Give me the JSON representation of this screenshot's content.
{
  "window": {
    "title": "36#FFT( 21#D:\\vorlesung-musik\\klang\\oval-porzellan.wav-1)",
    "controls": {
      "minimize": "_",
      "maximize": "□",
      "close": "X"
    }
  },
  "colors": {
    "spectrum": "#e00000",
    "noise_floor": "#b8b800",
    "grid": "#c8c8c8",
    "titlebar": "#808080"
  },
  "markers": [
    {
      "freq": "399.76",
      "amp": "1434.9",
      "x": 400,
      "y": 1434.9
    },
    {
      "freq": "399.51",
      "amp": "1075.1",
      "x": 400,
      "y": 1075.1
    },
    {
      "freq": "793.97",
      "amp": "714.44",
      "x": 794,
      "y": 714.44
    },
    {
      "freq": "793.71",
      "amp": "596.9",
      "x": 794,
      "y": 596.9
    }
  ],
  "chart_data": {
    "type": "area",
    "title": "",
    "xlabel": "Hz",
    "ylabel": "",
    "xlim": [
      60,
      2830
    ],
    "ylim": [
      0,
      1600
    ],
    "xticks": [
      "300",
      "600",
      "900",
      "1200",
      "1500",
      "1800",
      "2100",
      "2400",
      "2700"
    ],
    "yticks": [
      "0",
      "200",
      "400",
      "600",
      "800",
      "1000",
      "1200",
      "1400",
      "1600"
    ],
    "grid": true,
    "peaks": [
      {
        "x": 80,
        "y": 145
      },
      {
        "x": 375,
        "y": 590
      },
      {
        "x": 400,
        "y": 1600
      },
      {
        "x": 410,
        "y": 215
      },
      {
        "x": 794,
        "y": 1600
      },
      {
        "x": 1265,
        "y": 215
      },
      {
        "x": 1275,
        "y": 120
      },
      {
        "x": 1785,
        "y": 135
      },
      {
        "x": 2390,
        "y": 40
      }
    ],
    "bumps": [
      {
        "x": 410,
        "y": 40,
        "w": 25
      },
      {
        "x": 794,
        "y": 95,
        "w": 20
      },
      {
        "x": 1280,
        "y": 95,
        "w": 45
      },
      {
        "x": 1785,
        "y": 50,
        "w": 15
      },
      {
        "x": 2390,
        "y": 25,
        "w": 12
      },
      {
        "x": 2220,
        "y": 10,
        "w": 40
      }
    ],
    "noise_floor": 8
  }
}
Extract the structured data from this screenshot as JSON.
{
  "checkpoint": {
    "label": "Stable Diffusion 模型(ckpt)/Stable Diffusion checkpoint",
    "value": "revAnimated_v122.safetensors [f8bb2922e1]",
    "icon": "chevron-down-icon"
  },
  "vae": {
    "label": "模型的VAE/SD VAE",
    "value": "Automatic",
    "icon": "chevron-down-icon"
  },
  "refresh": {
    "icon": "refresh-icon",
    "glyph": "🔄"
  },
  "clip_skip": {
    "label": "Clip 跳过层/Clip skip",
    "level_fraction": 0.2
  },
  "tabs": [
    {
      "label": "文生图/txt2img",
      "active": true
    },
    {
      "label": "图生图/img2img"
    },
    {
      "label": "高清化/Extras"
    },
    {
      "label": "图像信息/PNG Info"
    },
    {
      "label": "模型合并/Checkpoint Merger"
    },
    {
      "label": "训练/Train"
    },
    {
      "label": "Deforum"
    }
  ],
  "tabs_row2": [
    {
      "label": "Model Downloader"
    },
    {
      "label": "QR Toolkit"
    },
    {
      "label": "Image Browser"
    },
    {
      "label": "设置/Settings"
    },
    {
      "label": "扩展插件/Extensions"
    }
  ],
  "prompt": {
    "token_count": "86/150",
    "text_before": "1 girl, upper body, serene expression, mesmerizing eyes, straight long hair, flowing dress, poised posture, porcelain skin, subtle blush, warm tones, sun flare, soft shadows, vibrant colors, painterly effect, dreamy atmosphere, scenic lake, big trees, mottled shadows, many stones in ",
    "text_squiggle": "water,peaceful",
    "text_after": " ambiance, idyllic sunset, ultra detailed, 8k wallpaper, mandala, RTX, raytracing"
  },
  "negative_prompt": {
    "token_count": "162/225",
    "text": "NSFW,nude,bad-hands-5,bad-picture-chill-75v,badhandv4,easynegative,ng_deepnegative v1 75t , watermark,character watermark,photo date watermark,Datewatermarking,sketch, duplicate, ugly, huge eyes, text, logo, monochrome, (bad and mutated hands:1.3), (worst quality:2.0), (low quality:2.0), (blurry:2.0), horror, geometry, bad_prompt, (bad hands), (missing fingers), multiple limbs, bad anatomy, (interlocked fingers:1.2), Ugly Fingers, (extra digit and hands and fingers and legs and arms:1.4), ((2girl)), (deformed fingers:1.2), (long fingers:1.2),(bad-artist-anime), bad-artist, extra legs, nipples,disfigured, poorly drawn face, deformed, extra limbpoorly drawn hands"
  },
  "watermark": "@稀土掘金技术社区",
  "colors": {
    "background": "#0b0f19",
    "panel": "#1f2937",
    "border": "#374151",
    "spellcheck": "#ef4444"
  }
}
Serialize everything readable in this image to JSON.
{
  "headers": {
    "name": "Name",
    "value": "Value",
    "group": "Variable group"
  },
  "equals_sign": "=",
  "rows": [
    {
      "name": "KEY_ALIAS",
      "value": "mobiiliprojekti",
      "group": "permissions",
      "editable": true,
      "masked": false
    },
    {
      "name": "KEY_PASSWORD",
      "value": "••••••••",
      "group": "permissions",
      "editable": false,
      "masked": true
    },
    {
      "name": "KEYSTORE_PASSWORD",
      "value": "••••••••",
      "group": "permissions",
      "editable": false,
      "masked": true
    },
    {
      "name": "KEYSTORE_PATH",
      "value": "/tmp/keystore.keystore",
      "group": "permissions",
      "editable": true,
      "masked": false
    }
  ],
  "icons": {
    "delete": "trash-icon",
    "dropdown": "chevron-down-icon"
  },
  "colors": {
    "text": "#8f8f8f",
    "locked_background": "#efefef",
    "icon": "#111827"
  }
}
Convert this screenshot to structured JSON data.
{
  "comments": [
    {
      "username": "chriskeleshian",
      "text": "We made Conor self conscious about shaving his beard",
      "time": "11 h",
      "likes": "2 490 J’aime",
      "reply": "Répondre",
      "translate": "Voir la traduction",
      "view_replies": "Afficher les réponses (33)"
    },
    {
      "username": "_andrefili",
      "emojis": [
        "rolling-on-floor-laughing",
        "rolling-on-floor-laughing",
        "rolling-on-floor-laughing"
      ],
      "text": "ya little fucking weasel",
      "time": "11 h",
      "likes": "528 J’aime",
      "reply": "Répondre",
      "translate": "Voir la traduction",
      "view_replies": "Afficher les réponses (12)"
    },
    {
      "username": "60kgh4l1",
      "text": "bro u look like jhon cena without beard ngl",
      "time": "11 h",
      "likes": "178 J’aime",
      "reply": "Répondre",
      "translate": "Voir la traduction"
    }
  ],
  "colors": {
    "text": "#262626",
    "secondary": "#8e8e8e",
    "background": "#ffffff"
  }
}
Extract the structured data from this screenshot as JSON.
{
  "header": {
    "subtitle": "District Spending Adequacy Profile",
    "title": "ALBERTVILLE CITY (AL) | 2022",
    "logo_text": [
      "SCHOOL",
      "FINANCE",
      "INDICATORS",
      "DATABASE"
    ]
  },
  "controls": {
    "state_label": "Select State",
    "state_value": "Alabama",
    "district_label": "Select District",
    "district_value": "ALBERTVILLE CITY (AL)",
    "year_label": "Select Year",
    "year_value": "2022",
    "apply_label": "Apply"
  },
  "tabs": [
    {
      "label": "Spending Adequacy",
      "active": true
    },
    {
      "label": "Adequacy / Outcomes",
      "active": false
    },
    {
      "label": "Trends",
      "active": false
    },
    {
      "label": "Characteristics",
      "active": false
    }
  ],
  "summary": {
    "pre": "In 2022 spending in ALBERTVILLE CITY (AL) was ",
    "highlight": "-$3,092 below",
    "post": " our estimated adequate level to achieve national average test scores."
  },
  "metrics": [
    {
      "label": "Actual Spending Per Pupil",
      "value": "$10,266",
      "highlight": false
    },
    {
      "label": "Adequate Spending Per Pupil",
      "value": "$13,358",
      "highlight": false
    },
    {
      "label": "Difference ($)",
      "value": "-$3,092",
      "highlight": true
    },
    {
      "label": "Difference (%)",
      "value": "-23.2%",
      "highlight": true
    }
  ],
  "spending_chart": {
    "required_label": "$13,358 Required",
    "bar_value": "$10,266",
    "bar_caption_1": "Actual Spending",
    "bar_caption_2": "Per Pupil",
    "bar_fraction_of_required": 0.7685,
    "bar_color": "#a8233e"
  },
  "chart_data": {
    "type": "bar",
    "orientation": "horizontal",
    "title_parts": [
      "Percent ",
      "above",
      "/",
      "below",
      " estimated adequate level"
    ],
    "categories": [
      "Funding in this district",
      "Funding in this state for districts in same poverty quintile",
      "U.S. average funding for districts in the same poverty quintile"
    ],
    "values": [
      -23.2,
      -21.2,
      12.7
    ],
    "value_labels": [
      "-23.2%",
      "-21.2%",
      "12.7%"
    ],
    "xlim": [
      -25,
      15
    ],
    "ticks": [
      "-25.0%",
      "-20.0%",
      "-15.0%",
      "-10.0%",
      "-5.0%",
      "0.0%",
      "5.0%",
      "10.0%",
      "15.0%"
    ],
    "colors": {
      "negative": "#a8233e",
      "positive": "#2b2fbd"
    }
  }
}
··········
• EXERCISE BRIEF:
Check every line of the material for the string "Select" and give the number of lines that have it, without anything else.

• OUTPUT OF THE TASK:
3